__GIVEN INSTRUCTION__:
Repeat, without any change, the entries presented below.

[Saved entries]
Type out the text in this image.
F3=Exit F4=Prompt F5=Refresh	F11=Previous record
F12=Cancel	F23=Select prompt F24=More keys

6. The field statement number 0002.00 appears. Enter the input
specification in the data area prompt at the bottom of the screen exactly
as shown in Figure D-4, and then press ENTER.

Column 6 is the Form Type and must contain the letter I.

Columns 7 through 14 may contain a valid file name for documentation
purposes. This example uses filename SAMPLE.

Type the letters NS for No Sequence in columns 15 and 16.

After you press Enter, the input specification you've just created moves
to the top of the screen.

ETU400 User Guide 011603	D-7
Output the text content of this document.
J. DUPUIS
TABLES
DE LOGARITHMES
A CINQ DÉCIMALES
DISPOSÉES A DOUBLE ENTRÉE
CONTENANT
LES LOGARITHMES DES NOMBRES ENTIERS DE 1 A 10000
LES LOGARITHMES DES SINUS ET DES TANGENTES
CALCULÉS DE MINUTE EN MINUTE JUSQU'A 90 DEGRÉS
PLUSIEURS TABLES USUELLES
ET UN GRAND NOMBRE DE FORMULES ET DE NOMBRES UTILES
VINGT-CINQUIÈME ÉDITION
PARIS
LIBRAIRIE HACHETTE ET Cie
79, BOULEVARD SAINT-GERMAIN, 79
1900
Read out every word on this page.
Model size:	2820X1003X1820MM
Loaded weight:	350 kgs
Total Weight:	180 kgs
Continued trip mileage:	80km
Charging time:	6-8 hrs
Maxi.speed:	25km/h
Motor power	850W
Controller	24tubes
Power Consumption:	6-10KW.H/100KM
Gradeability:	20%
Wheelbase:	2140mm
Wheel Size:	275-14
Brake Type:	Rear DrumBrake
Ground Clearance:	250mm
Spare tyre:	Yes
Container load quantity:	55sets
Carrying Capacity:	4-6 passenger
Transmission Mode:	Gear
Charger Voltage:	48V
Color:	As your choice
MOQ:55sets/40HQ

__ANSWER TO THIS TASK__:
Type out the text in this image.
F3=Exit F4=Prompt F5=Refresh	F11=Previous record
F12=Cancel	F23=Select prompt F24=More keys

6. The field statement number 0002.00 appears. Enter the input
specification in the data area prompt at the bottom of the screen exactly
as shown in Figure D-4, and then press ENTER.

Column 6 is the Form Type and must contain the letter I.

Columns 7 through 14 may contain a valid file name for documentation
purposes. This example uses filename SAMPLE.

Type the letters NS for No Sequence in columns 15 and 16.

After you press Enter, the input specification you've just created moves
to the top of the screen.

ETU400 User Guide 011603	D-7
Output the text content of this document.
J. DUPUIS
TABLES
DE LOGARITHMES
A CINQ DÉCIMALES
DISPOSÉES A DOUBLE ENTRÉE
CONTENANT
LES LOGARITHMES DES NOMBRES ENTIERS DE 1 A 10000
LES LOGARITHMES DES SINUS ET DES TANGENTES
CALCULÉS DE MINUTE EN MINUTE JUSQU'A 90 DEGRÉS
PLUSIEURS TABLES USUELLES
ET UN GRAND NOMBRE DE FORMULES ET DE NOMBRES UTILES
VINGT-CINQUIÈME ÉDITION
PARIS
LIBRAIRIE HACHETTE ET Cie
79, BOULEVARD SAINT-GERMAIN, 79
1900
Read out every word on this page.
Model size:	2820X1003X1820MM
Loaded weight:	350 kgs
Total Weight:	180 kgs
Continued trip mileage:	80km
Charging time:	6-8 hrs
Maxi.speed:	25km/h
Motor power	850W
Controller	24tubes
Power Consumption:	6-10KW.H/100KM
Gradeability:	20%
Wheelbase:	2140mm
Wheel Size:	275-14
Brake Type:	Rear DrumBrake
Ground Clearance:	250mm
Spare tyre:	Yes
Container load quantity:	55sets
Carrying Capacity:	4-6 passenger
Transmission Mode:	Gear
Charger Voltage:	48V
Color:	As your choice
MOQ:55sets/40HQ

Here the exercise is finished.